[begin STORED RECORDS]
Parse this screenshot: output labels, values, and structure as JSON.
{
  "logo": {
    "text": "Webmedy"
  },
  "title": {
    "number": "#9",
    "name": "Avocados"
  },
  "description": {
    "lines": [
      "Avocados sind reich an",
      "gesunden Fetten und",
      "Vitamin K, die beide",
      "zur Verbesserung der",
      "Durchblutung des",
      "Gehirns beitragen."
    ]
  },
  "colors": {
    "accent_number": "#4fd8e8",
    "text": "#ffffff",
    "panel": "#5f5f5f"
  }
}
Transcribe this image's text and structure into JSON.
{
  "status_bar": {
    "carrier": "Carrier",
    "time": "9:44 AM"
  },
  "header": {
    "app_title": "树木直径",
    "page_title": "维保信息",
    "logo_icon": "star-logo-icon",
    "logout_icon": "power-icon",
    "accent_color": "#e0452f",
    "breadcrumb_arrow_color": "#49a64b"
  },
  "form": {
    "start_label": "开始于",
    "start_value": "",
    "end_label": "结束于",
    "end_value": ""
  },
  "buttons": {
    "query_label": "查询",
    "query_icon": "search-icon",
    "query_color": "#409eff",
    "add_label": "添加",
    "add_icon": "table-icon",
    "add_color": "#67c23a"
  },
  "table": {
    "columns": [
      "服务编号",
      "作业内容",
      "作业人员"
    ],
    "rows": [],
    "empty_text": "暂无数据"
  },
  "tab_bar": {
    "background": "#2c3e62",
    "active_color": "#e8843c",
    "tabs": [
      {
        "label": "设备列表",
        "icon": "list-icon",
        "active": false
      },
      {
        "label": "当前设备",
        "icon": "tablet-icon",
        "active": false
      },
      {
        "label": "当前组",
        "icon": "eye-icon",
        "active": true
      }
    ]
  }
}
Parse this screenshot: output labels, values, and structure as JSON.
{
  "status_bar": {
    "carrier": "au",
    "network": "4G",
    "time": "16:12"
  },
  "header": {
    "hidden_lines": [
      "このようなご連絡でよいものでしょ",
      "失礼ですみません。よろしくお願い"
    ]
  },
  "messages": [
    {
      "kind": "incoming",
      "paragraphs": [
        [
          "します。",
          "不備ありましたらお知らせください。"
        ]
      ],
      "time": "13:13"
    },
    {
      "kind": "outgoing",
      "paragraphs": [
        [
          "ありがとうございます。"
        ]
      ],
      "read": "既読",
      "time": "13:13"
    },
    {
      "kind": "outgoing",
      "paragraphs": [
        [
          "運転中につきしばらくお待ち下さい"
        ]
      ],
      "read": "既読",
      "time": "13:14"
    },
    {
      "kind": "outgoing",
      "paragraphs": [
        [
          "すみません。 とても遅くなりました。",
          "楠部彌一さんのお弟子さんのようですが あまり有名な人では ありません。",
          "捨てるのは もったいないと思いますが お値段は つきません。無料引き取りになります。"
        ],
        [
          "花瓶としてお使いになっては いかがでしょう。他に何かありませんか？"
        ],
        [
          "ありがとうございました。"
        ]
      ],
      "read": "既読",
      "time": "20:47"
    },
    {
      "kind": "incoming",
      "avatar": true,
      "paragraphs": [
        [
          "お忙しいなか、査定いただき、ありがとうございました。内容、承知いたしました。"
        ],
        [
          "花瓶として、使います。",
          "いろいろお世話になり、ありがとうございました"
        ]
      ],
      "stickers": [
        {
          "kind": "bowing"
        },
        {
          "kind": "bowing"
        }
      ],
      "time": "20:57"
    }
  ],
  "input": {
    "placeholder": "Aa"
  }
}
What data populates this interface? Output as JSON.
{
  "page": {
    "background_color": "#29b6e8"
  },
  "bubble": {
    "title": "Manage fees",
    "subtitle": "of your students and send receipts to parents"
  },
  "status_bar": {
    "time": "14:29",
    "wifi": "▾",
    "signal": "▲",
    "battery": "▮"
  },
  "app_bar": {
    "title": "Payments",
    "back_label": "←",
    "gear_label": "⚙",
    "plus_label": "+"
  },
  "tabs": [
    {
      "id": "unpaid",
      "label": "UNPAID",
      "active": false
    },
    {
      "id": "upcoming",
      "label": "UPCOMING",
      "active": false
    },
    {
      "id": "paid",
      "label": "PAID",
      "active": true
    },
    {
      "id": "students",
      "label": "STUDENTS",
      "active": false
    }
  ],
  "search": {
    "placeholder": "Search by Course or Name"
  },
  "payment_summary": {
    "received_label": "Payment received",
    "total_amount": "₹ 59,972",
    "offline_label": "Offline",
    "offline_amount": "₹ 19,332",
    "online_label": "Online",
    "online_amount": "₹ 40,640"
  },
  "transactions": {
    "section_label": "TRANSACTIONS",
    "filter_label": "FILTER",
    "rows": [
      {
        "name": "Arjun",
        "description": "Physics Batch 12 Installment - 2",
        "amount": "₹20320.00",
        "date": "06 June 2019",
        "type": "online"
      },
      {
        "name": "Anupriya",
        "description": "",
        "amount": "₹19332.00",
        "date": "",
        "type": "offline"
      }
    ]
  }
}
[end STORED RECORDS]
§ GIVEN REQUEST: From the records above, extract every entry verbatim.

§ EXERCISE RESULT:
Parse this screenshot: output labels, values, and structure as JSON.
{
  "logo": {
    "text": "Webmedy"
  },
  "title": {
    "number": "#9",
    "name": "Avocados"
  },
  "description": {
    "lines": [
      "Avocados sind reich an",
      "gesunden Fetten und",
      "Vitamin K, die beide",
      "zur Verbesserung der",
      "Durchblutung des",
      "Gehirns beitragen."
    ]
  },
  "colors": {
    "accent_number": "#4fd8e8",
    "text": "#ffffff",
    "panel": "#5f5f5f"
  }
}
Transcribe this image's text and structure into JSON.
{
  "status_bar": {
    "carrier": "Carrier",
    "time": "9:44 AM"
  },
  "header": {
    "app_title": "树木直径",
    "page_title": "维保信息",
    "logo_icon": "star-logo-icon",
    "logout_icon": "power-icon",
    "accent_color": "#e0452f",
    "breadcrumb_arrow_color": "#49a64b"
  },
  "form": {
    "start_label": "开始于",
    "start_value": "",
    "end_label": "结束于",
    "end_value": ""
  },
  "buttons": {
    "query_label": "查询",
    "query_icon": "search-icon",
    "query_color": "#409eff",
    "add_label": "添加",
    "add_icon": "table-icon",
    "add_color": "#67c23a"
  },
  "table": {
    "columns": [
      "服务编号",
      "作业内容",
      "作业人员"
    ],
    "rows": [],
    "empty_text": "暂无数据"
  },
  "tab_bar": {
    "background": "#2c3e62",
    "active_color": "#e8843c",
    "tabs": [
      {
        "label": "设备列表",
        "icon": "list-icon",
        "active": false
      },
      {
        "label": "当前设备",
        "icon": "tablet-icon",
        "active": false
      },
      {
        "label": "当前组",
        "icon": "eye-icon",
        "active": true
      }
    ]
  }
}
Parse this screenshot: output labels, values, and structure as JSON.
{
  "status_bar": {
    "carrier": "au",
    "network": "4G",
    "time": "16:12"
  },
  "header": {
    "hidden_lines": [
      "このようなご連絡でよいものでしょ",
      "失礼ですみません。よろしくお願い"
    ]
  },
  "messages": [
    {
      "kind": "incoming",
      "paragraphs": [
        [
          "します。",
          "不備ありましたらお知らせください。"
        ]
      ],
      "time": "13:13"
    },
    {
      "kind": "outgoing",
      "paragraphs": [
        [
          "ありがとうございます。"
        ]
      ],
      "read": "既読",
      "time": "13:13"
    },
    {
      "kind": "outgoing",
      "paragraphs": [
        [
          "運転中につきしばらくお待ち下さい"
        ]
      ],
      "read": "既読",
      "time": "13:14"
    },
    {
      "kind": "outgoing",
      "paragraphs": [
        [
          "すみません。 とても遅くなりました。",
          "楠部彌一さんのお弟子さんのようですが あまり有名な人では ありません。",
          "捨てるのは もったいないと思いますが お値段は つきません。無料引き取りになります。"
        ],
        [
          "花瓶としてお使いになっては いかがでしょう。他に何かありませんか？"
        ],
        [
          "ありがとうございました。"
        ]
      ],
      "read": "既読",
      "time": "20:47"
    },
    {
      "kind": "incoming",
      "avatar": true,
      "paragraphs": [
        [
          "お忙しいなか、査定いただき、ありがとうございました。内容、承知いたしました。"
        ],
        [
          "花瓶として、使います。",
          "いろいろお世話になり、ありがとうございました"
        ]
      ],
      "stickers": [
        {
          "kind": "bowing"
        },
        {
          "kind": "bowing"
        }
      ],
      "time": "20:57"
    }
  ],
  "input": {
    "placeholder": "Aa"
  }
}
What data populates this interface? Output as JSON.
{
  "page": {
    "background_color": "#29b6e8"
  },
  "bubble": {
    "title": "Manage fees",
    "subtitle": "of your students and send receipts to parents"
  },
  "status_bar": {
    "time": "14:29",
    "wifi": "▾",
    "signal": "▲",
    "battery": "▮"
  },
  "app_bar": {
    "title": "Payments",
    "back_label": "←",
    "gear_label": "⚙",
    "plus_label": "+"
  },
  "tabs": [
    {
      "id": "unpaid",
      "label": "UNPAID",
      "active": false
    },
    {
      "id": "upcoming",
      "label": "UPCOMING",
      "active": false
    },
    {
      "id": "paid",
      "label": "PAID",
      "active": true
    },
    {
      "id": "students",
      "label": "STUDENTS",
      "active": false
    }
  ],
  "search": {
    "placeholder": "Search by Course or Name"
  },
  "payment_summary": {
    "received_label": "Payment received",
    "total_amount": "₹ 59,972",
    "offline_label": "Offline",
    "offline_amount": "₹ 19,332",
    "online_label": "Online",
    "online_amount": "₹ 40,640"
  },
  "transactions": {
    "section_label": "TRANSACTIONS",
    "filter_label": "FILTER",
    "rows": [
      {
        "name": "Arjun",
        "description": "Physics Batch 12 Installment - 2",
        "amount": "₹20320.00",
        "date": "06 June 2019",
        "type": "online"
      },
      {
        "name": "Anupriya",
        "description": "",
        "amount": "₹19332.00",
        "date": "",
        "type": "offline"
      }
    ]
  }
}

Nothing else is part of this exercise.